(begin)
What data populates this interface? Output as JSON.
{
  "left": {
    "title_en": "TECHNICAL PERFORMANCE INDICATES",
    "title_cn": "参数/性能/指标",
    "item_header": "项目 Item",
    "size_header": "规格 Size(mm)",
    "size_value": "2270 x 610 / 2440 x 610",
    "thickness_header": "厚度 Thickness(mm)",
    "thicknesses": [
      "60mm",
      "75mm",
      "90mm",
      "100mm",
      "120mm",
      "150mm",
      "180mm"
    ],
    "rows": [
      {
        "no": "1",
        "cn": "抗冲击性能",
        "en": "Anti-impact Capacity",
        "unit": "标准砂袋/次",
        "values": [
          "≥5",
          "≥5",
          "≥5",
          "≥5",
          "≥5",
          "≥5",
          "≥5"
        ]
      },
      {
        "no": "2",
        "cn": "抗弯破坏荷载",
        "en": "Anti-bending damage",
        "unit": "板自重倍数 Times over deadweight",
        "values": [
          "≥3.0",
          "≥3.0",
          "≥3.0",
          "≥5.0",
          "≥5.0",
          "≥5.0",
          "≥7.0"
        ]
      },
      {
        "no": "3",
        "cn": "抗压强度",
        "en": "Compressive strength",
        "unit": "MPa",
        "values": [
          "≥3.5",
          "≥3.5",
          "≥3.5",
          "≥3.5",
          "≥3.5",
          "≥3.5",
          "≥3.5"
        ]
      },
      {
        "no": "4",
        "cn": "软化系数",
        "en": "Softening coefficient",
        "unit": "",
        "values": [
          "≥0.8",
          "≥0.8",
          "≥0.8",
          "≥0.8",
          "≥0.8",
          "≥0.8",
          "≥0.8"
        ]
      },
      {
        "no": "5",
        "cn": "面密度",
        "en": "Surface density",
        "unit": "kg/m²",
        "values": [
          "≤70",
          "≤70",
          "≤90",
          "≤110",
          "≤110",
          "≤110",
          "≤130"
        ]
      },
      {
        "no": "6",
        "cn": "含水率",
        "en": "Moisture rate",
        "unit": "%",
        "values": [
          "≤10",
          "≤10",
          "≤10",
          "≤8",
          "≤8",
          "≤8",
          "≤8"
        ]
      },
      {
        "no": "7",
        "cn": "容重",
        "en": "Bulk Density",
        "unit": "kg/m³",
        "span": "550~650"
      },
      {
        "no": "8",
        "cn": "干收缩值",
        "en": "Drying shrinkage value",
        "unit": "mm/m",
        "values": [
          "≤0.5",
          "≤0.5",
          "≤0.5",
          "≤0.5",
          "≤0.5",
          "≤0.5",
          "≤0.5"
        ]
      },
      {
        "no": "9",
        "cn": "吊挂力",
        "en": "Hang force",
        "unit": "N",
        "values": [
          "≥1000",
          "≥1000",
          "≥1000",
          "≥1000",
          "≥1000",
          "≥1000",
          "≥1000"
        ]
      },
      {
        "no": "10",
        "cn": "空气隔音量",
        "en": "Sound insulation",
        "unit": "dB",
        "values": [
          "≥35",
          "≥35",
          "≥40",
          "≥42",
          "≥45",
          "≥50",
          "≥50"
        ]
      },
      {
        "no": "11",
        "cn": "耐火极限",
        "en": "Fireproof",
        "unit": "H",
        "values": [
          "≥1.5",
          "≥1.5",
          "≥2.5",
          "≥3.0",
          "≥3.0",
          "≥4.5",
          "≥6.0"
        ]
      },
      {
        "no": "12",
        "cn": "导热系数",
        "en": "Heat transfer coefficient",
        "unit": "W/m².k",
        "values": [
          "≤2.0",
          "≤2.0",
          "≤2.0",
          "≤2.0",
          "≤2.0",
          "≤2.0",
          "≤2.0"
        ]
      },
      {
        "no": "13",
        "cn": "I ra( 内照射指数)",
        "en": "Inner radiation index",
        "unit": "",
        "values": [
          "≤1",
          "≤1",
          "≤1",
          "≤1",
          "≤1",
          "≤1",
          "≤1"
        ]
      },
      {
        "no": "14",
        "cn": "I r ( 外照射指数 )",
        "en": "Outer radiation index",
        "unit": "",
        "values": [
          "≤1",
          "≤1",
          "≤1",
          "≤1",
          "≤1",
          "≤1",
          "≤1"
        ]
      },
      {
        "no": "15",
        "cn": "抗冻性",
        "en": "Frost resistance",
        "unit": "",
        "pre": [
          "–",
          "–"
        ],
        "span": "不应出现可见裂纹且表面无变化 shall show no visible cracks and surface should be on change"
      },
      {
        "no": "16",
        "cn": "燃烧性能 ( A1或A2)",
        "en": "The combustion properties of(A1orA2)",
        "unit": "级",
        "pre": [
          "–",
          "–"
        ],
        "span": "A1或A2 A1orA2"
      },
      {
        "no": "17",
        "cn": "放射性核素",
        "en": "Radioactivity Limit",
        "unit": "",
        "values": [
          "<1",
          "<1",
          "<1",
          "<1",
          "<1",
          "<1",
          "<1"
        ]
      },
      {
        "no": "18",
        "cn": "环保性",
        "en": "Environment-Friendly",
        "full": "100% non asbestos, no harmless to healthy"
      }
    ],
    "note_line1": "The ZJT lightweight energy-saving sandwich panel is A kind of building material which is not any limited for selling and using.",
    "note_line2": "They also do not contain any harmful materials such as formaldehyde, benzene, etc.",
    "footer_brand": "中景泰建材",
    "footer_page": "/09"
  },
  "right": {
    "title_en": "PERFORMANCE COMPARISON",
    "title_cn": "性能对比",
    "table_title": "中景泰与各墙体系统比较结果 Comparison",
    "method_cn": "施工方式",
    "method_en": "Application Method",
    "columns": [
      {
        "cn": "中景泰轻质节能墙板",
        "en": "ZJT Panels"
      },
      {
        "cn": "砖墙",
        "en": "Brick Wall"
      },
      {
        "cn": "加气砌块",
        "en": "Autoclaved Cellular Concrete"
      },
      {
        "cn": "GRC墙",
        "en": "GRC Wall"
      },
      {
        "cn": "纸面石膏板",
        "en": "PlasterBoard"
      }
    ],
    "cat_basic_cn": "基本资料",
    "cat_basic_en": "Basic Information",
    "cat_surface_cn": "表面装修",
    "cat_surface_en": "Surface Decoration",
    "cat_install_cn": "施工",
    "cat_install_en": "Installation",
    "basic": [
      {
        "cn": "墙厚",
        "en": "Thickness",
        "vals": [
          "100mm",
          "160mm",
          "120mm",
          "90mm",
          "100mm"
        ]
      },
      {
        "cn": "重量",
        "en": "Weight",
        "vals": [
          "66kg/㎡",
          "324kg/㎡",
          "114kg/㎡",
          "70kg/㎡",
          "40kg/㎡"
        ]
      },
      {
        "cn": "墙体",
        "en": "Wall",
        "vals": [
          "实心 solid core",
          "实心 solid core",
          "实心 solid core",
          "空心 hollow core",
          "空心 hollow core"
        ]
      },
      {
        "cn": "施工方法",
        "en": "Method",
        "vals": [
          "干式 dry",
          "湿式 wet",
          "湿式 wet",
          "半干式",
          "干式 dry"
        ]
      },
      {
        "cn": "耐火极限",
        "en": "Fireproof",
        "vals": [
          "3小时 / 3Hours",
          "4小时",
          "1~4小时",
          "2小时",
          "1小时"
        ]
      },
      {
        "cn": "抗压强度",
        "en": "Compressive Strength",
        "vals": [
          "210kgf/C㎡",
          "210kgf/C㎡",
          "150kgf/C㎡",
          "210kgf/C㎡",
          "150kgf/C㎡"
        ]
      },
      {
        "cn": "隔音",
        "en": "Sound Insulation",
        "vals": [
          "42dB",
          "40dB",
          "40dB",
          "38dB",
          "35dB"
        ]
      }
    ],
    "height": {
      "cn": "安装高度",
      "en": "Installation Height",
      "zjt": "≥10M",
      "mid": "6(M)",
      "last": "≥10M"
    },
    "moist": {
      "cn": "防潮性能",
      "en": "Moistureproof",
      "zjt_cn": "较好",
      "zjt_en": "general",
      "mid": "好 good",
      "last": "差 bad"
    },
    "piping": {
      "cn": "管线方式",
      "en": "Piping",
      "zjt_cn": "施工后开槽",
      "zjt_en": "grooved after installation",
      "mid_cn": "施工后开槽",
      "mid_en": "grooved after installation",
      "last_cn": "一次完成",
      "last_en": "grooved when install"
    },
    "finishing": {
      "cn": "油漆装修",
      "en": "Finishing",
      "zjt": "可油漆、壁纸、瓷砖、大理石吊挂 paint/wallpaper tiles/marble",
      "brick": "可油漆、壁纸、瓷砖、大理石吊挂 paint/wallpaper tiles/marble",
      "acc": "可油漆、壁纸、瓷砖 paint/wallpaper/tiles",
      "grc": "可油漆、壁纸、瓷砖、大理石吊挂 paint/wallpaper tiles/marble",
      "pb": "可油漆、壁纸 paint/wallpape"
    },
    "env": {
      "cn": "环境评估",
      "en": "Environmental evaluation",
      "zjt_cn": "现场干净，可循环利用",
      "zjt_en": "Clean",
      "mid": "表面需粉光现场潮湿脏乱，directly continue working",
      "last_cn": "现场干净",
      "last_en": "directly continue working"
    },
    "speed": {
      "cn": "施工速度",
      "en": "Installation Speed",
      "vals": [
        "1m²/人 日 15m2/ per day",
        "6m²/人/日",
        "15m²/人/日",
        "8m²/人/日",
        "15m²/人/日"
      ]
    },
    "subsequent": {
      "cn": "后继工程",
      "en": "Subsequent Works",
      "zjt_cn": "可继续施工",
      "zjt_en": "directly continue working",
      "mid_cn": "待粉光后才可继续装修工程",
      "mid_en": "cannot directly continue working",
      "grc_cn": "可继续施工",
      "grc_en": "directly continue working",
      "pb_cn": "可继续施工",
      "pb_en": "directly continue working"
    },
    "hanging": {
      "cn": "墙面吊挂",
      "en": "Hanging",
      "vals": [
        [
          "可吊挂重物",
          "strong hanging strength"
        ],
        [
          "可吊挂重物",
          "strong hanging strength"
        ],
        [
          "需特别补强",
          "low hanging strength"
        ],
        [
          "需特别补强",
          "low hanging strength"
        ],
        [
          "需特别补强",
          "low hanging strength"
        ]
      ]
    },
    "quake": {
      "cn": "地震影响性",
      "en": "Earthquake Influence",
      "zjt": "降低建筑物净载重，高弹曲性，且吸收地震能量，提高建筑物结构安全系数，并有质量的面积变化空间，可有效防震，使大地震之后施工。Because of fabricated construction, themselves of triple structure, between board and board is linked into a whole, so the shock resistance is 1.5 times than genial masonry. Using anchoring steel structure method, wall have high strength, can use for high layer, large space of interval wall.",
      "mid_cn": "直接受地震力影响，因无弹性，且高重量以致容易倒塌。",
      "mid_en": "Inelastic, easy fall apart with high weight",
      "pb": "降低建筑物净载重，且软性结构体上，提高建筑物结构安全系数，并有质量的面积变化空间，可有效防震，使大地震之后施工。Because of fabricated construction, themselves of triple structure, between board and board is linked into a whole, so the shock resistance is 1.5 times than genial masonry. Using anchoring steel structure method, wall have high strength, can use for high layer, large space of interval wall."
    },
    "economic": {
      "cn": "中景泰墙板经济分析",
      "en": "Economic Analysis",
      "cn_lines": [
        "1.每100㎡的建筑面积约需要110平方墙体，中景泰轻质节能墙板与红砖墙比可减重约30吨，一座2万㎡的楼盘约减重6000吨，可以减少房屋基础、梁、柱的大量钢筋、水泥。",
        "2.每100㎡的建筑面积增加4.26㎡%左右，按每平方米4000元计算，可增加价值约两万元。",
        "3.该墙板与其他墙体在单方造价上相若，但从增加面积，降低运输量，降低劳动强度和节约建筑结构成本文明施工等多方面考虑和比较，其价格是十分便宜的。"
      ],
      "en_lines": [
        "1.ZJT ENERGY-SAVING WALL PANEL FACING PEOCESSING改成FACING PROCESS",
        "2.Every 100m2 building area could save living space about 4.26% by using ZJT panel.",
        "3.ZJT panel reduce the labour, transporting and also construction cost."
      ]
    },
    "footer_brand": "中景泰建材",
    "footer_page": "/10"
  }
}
(end)
**WHAT YOU WILL DO**
Only the count is wanted: report how many lines of the material above hold the word "Sound".

**FULL ANSWER**
2